↓

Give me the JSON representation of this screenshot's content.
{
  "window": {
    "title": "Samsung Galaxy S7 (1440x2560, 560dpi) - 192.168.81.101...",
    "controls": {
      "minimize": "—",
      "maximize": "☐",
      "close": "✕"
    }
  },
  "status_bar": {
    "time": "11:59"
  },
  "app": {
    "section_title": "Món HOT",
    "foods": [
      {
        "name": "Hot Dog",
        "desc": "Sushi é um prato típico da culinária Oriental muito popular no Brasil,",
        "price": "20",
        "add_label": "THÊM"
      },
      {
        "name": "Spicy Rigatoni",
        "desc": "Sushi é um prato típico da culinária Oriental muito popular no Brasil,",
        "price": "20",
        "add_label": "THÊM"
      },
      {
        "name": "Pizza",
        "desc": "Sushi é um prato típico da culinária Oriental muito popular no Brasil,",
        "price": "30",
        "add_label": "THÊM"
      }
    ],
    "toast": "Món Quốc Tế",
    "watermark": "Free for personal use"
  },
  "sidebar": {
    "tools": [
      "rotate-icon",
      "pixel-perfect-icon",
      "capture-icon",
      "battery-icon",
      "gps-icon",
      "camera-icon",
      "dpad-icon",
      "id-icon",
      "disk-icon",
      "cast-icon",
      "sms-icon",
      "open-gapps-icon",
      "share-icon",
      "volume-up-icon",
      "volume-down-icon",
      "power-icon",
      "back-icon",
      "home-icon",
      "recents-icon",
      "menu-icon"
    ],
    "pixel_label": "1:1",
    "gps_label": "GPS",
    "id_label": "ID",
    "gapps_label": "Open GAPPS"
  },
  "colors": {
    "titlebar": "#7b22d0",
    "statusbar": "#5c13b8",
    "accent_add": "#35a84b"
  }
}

↑

### To be done
Tally the lines of the listing above that include the word "name". Answer with the number alone.

### Final answer
3